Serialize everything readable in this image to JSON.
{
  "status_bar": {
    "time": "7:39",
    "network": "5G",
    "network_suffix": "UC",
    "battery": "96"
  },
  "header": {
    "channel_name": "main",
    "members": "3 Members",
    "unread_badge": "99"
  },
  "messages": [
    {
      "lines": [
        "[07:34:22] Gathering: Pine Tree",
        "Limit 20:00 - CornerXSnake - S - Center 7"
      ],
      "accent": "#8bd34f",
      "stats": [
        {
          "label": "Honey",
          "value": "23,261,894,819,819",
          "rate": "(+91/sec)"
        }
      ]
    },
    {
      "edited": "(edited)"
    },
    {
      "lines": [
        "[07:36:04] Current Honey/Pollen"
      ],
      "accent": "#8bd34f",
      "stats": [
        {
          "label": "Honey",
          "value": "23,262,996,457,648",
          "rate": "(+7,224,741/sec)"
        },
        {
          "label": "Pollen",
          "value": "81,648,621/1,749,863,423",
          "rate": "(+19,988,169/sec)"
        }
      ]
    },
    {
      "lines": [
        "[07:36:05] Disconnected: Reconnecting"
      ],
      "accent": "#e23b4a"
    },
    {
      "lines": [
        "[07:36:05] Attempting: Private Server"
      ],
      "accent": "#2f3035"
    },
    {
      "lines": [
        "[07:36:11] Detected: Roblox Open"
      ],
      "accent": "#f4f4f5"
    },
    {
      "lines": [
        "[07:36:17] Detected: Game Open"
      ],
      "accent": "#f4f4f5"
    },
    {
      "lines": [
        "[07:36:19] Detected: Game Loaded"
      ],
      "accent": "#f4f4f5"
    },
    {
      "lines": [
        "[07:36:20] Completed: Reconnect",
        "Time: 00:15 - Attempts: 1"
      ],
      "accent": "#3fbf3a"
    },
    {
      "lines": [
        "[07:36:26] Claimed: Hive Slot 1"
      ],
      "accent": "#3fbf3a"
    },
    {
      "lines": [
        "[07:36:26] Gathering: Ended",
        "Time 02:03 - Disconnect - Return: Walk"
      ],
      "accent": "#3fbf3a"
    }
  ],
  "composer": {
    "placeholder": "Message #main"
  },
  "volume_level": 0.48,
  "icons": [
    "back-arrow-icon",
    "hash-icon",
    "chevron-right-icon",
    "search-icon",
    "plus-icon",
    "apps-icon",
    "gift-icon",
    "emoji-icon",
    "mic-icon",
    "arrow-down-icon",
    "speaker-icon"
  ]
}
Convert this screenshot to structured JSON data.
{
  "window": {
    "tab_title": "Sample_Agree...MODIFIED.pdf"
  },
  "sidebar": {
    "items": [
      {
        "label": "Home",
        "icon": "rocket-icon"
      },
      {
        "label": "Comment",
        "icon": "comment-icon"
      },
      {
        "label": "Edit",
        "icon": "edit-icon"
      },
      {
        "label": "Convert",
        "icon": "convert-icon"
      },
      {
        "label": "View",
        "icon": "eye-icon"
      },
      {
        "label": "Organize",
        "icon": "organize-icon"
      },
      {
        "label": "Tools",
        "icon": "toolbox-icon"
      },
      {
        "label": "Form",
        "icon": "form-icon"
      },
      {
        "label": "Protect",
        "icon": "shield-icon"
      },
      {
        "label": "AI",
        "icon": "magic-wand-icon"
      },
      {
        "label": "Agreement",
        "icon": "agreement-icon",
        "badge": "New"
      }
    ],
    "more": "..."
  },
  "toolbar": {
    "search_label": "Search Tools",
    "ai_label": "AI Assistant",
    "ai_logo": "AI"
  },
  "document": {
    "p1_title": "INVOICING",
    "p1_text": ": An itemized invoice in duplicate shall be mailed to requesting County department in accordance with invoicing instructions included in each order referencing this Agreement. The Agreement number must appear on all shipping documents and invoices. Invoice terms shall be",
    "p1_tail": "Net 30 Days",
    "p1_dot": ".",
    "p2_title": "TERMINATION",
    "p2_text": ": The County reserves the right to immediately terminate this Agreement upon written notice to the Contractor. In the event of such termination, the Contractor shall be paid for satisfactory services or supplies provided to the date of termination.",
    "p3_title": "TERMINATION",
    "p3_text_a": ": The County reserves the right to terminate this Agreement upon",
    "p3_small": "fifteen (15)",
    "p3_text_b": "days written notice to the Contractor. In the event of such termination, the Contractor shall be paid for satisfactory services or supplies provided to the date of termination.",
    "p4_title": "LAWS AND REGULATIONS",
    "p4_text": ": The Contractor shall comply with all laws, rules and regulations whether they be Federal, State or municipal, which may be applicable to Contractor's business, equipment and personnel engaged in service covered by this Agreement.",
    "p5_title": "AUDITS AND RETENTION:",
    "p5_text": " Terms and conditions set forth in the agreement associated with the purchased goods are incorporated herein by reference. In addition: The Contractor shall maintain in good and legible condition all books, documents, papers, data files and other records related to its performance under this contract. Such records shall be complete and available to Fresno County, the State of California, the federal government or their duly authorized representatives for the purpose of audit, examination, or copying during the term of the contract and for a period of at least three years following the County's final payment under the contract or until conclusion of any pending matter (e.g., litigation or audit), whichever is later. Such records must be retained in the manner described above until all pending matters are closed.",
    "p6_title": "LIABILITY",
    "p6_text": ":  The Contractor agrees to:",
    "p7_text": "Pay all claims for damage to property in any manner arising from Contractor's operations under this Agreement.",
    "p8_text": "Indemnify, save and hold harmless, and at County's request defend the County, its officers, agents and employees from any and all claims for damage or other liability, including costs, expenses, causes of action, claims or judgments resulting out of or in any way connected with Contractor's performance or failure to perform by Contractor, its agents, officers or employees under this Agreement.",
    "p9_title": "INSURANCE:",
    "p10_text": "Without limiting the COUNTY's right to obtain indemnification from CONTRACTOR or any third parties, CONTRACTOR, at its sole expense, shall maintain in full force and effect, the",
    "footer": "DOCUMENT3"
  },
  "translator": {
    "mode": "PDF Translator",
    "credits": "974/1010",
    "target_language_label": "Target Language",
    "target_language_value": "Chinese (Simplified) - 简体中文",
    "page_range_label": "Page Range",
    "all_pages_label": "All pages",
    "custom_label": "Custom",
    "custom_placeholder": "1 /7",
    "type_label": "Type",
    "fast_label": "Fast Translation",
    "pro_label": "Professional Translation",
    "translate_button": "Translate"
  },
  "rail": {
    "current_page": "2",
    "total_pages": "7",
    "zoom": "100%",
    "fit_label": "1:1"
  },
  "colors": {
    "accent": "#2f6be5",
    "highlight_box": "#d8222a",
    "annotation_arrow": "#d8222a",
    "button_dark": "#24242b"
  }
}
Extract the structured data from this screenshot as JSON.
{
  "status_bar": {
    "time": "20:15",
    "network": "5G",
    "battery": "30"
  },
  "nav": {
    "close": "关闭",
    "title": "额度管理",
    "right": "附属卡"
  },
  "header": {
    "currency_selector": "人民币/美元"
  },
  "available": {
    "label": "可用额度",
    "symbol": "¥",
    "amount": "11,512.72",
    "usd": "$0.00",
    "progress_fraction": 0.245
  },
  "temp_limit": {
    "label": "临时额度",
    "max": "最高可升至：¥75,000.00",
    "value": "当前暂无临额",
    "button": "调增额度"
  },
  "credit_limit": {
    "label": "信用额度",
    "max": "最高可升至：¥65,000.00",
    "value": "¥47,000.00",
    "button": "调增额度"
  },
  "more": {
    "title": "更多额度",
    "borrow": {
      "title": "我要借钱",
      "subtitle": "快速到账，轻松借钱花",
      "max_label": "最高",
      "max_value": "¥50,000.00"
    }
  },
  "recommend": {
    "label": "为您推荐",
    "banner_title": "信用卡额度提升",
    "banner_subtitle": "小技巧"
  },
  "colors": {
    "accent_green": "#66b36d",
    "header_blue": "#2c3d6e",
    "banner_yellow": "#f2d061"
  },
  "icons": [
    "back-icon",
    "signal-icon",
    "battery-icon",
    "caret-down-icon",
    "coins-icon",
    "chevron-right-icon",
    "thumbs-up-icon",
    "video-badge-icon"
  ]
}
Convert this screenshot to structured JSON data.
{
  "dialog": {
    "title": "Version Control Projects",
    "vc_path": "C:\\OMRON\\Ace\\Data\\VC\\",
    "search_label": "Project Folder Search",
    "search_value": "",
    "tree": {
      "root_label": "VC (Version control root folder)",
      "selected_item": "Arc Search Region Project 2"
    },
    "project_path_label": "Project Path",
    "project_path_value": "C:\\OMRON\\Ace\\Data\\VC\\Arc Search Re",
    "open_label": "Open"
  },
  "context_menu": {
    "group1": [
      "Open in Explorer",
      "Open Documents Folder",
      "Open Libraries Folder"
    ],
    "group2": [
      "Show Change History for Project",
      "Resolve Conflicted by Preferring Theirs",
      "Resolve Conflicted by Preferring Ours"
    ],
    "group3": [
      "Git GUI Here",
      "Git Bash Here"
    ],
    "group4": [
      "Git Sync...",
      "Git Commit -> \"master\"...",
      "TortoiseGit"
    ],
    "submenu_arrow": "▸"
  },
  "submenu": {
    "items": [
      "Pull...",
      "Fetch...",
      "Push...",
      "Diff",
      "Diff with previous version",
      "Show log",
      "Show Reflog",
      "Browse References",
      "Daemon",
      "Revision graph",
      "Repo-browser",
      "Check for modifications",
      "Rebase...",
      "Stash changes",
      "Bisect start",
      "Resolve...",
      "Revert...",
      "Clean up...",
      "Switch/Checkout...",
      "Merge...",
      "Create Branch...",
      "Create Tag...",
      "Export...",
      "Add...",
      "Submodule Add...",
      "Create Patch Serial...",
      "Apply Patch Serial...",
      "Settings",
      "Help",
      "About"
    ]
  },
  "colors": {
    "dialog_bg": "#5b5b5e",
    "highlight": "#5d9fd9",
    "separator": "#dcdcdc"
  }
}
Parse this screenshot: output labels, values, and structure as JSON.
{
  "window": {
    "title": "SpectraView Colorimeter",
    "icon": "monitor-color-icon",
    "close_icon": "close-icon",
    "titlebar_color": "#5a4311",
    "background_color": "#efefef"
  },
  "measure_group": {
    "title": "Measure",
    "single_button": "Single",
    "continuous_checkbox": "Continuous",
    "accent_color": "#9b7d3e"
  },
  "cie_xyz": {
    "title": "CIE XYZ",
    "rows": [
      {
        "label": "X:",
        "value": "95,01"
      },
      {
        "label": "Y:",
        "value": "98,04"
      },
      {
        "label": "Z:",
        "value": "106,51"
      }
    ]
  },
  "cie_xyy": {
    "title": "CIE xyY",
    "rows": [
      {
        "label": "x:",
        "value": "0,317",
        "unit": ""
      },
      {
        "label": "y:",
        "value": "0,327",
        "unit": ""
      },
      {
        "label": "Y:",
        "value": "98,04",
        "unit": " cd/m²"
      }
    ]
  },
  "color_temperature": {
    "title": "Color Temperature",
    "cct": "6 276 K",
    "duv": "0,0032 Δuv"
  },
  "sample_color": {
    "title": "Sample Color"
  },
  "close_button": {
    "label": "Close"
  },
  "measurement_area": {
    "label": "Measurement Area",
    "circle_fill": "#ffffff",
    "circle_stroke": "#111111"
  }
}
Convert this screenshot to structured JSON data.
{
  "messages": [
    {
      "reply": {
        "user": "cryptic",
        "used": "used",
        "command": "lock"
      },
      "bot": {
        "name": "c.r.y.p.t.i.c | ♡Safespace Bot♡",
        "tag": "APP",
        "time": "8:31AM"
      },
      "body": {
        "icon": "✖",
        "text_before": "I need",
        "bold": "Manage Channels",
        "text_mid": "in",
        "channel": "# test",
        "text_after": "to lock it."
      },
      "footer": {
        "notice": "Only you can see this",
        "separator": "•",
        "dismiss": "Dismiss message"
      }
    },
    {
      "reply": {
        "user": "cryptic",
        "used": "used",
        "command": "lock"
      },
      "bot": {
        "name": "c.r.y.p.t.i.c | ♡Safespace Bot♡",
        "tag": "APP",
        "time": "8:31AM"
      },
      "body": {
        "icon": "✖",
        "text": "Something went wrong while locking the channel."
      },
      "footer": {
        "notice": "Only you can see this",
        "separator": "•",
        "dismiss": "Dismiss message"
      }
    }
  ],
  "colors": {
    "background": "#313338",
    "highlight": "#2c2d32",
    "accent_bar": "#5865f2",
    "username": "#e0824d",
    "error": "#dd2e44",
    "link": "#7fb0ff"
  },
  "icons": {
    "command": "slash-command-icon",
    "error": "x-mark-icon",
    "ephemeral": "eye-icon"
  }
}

**Exercise details:**
Identify all lines in the records above with the word "maintain".

**Result of this exercise:**
    "p5_text": " Terms and conditions set forth in the agreement associated with the purchased goods are incorporated herein by reference. In addition: The Contractor shall maintain in good and legible condition all books, documents, papers, data files and other records related to its performance under this contract. Such records shall be complete and available to Fresno County, the State of California, the federal government or their duly authorized representatives for the purpose of audit, examination, or copying during the term of the contract and for a period of at least three years following the County's final payment under the contract or until conclusion of any pending matter (e.g., litigation or audit), whichever is later. Such records must be retained in the manner described above until all pending matters are closed.",
    "p10_text": "Without limiting the COUNTY's right to obtain indemnification from CONTRACTOR or any third parties, CONTRACTOR, at its sole expense, shall maintain in full force and effect, the",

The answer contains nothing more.